▶ _The request_:
Set down the whole listing verbatim.

▶ _Provided data_:
»»

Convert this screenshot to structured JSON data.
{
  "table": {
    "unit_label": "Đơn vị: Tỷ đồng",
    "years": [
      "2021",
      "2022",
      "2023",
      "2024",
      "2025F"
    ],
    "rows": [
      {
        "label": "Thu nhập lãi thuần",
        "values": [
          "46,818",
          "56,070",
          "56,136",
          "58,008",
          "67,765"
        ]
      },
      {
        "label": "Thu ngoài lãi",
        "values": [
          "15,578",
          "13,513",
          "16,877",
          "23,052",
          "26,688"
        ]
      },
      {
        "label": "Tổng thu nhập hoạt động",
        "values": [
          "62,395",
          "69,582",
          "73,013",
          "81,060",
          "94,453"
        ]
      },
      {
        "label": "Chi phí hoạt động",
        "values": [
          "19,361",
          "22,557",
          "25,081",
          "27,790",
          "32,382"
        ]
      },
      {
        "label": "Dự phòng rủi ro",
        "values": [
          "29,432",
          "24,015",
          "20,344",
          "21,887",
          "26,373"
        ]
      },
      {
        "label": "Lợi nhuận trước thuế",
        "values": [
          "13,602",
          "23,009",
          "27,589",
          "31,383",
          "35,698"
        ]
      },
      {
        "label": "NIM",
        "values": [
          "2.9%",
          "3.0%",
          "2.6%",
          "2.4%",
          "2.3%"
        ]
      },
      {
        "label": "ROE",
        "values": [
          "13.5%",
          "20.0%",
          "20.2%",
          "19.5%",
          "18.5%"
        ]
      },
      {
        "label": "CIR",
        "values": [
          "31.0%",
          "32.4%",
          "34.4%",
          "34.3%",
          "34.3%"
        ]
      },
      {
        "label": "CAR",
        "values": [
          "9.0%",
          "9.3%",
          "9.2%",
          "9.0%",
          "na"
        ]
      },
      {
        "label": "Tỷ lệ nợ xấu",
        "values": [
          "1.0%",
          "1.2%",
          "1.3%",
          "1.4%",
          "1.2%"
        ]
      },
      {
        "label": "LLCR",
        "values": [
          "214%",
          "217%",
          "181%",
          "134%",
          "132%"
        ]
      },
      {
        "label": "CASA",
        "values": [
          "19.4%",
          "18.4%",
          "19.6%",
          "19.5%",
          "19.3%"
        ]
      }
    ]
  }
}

««

▶ _Written solution_:
Convert this screenshot to structured JSON data.
{
  "table": {
    "unit_label": "Đơn vị: Tỷ đồng",
    "years": [
      "2021",
      "2022",
      "2023",
      "2024",
      "2025F"
    ],
    "rows": [
      {
        "label": "Thu nhập lãi thuần",
        "values": [
          "46,818",
          "56,070",
          "56,136",
          "58,008",
          "67,765"
        ]
      },
      {
        "label": "Thu ngoài lãi",
        "values": [
          "15,578",
          "13,513",
          "16,877",
          "23,052",
          "26,688"
        ]
      },
      {
        "label": "Tổng thu nhập hoạt động",
        "values": [
          "62,395",
          "69,582",
          "73,013",
          "81,060",
          "94,453"
        ]
      },
      {
        "label": "Chi phí hoạt động",
        "values": [
          "19,361",
          "22,557",
          "25,081",
          "27,790",
          "32,382"
        ]
      },
      {
        "label": "Dự phòng rủi ro",
        "values": [
          "29,432",
          "24,015",
          "20,344",
          "21,887",
          "26,373"
        ]
      },
      {
        "label": "Lợi nhuận trước thuế",
        "values": [
          "13,602",
          "23,009",
          "27,589",
          "31,383",
          "35,698"
        ]
      },
      {
        "label": "NIM",
        "values": [
          "2.9%",
          "3.0%",
          "2.6%",
          "2.4%",
          "2.3%"
        ]
      },
      {
        "label": "ROE",
        "values": [
          "13.5%",
          "20.0%",
          "20.2%",
          "19.5%",
          "18.5%"
        ]
      },
      {
        "label": "CIR",
        "values": [
          "31.0%",
          "32.4%",
          "34.4%",
          "34.3%",
          "34.3%"
        ]
      },
      {
        "label": "CAR",
        "values": [
          "9.0%",
          "9.3%",
          "9.2%",
          "9.0%",
          "na"
        ]
      },
      {
        "label": "Tỷ lệ nợ xấu",
        "values": [
          "1.0%",
          "1.2%",
          "1.3%",
          "1.4%",
          "1.2%"
        ]
      },
      {
        "label": "LLCR",
        "values": [
          "214%",
          "217%",
          "181%",
          "134%",
          "132%"
        ]
      },
      {
        "label": "CASA",
        "values": [
          "19.4%",
          "18.4%",
          "19.6%",
          "19.5%",
          "19.3%"
        ]
      }
    ]
  }
}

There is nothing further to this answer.